Task statement => Look through the material below. Copy every line with the string "chữa" in it.

Task data =>
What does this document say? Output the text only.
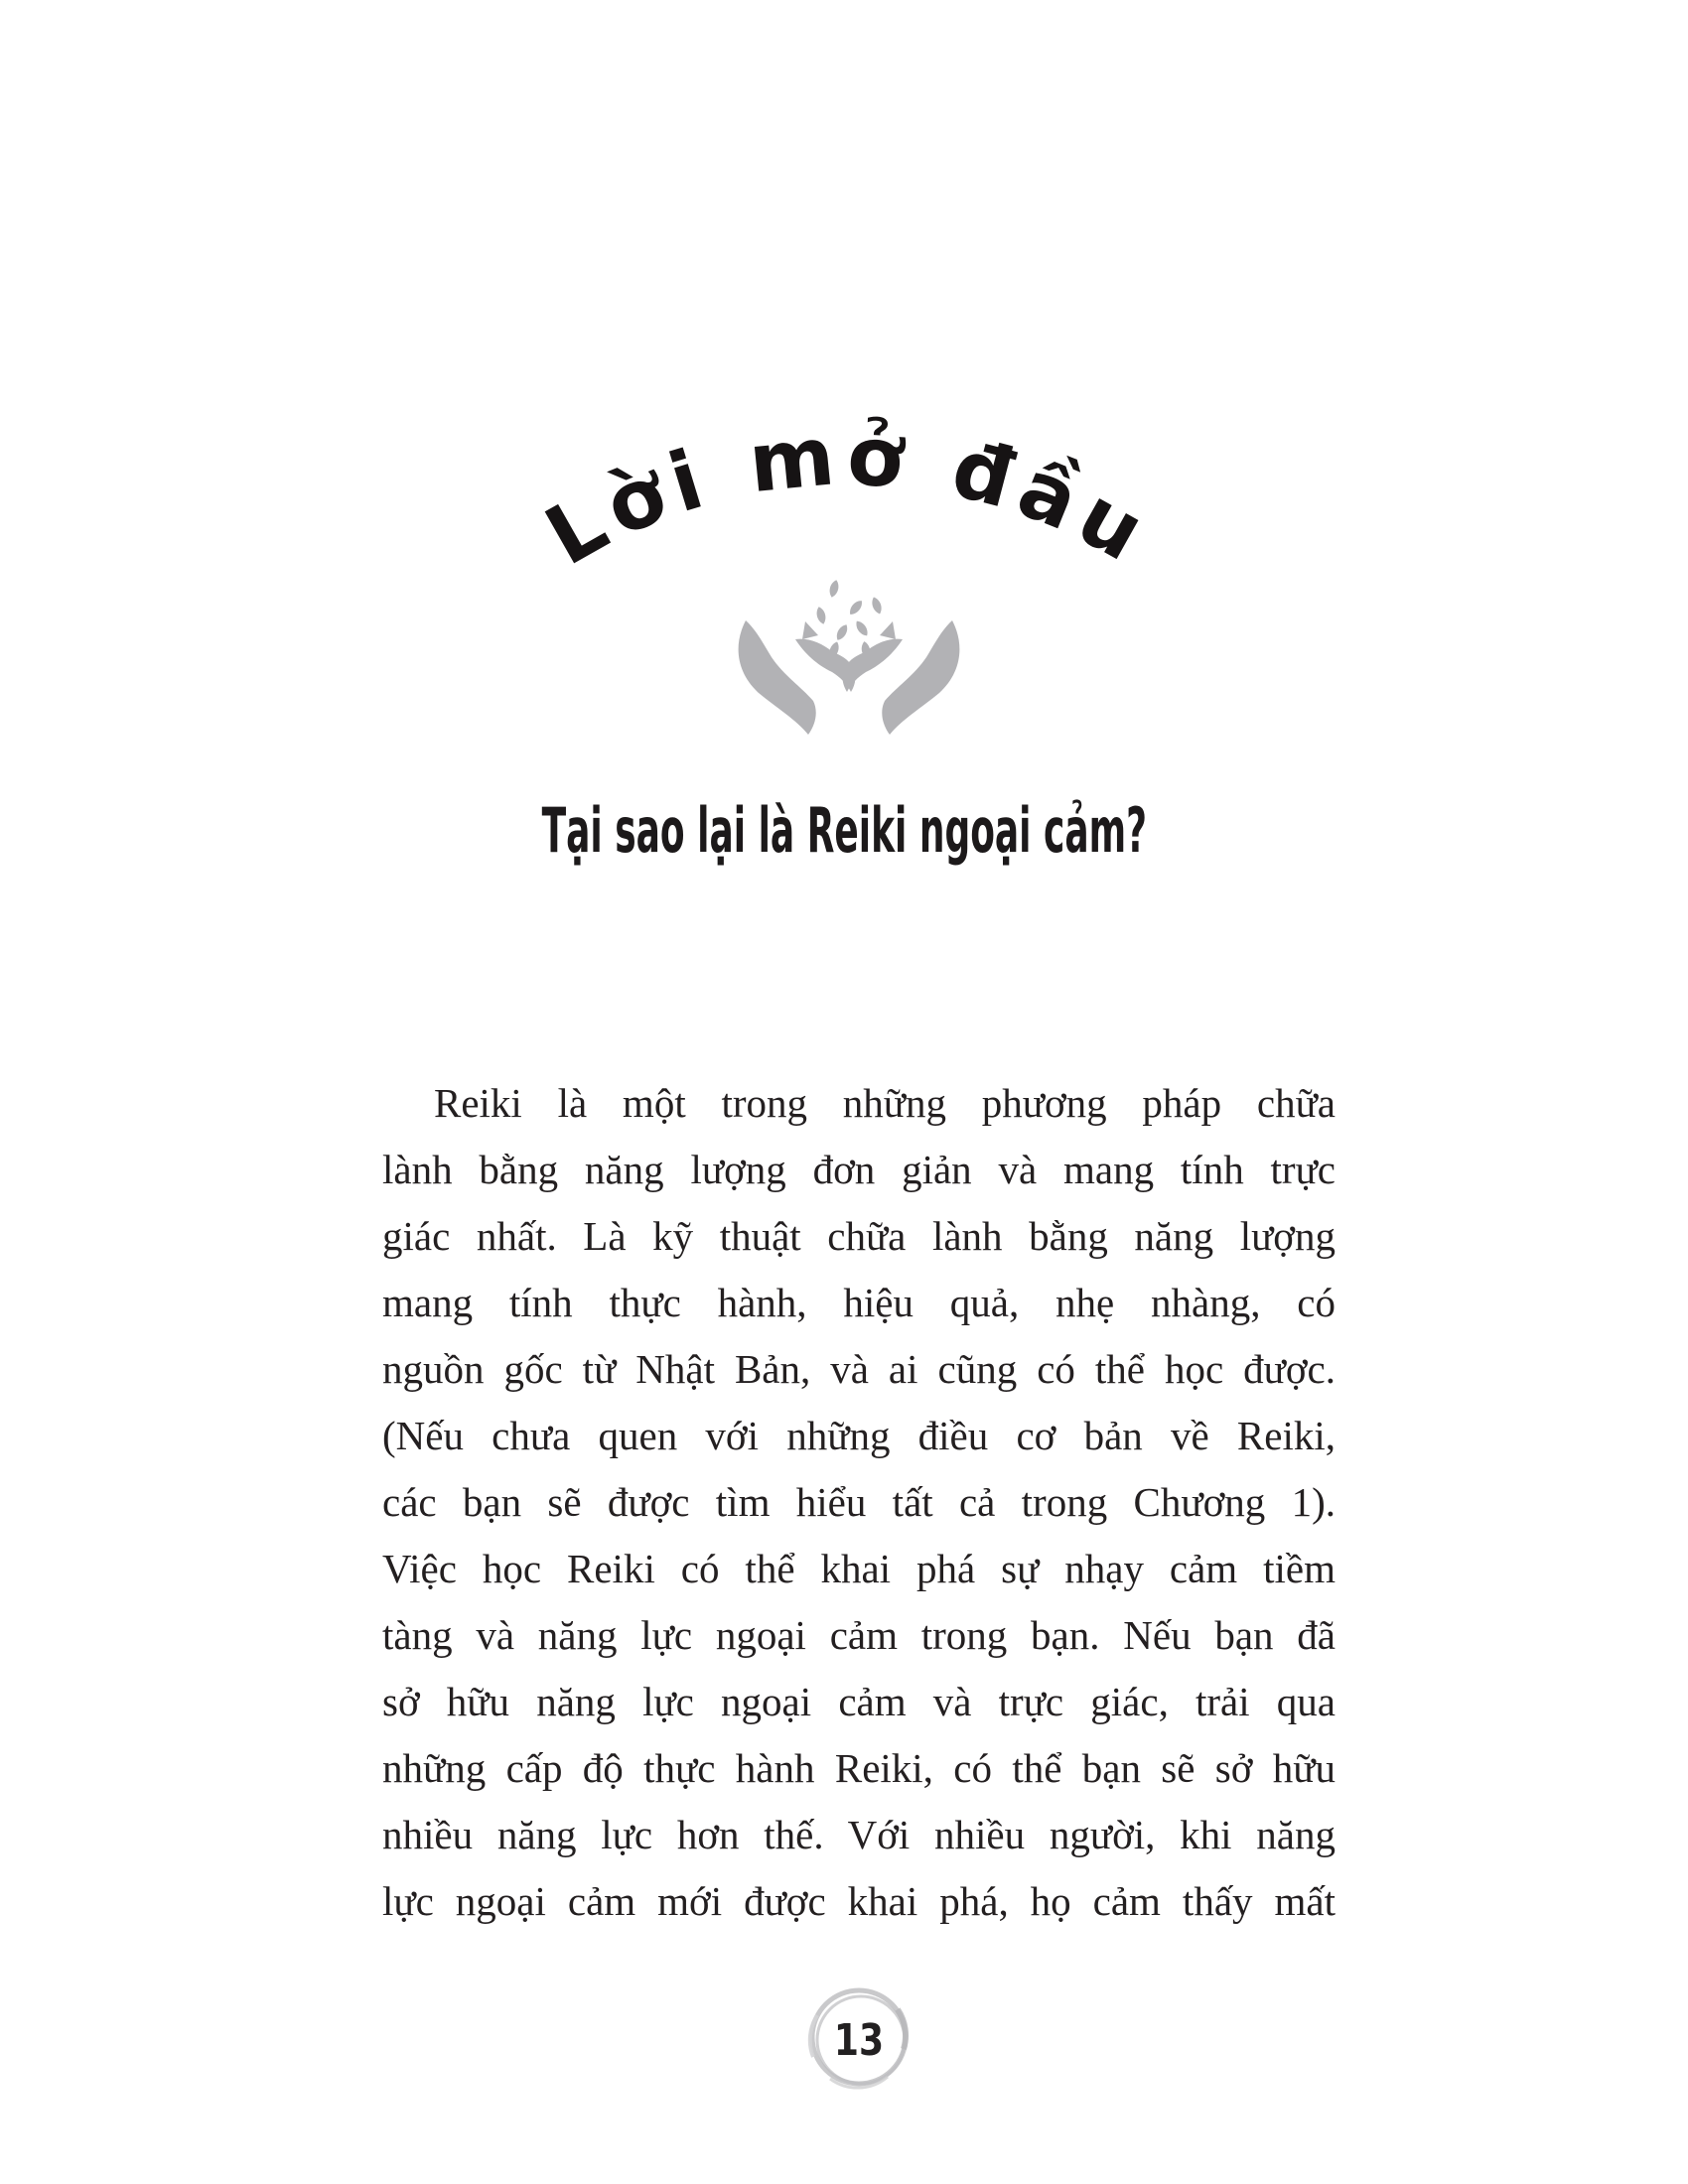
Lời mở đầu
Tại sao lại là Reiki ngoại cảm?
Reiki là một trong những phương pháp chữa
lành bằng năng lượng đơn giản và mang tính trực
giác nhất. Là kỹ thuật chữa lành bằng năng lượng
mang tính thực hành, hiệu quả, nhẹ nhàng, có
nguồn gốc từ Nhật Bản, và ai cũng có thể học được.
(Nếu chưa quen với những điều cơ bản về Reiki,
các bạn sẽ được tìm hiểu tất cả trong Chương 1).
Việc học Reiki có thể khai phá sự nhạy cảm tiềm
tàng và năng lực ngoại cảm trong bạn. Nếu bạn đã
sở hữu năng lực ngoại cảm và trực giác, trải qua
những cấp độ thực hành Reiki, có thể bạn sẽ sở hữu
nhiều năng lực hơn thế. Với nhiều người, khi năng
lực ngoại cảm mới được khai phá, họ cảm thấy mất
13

Correct response =>
Reiki là một trong những phương pháp chữa
giác nhất. Là kỹ thuật chữa lành bằng năng lượng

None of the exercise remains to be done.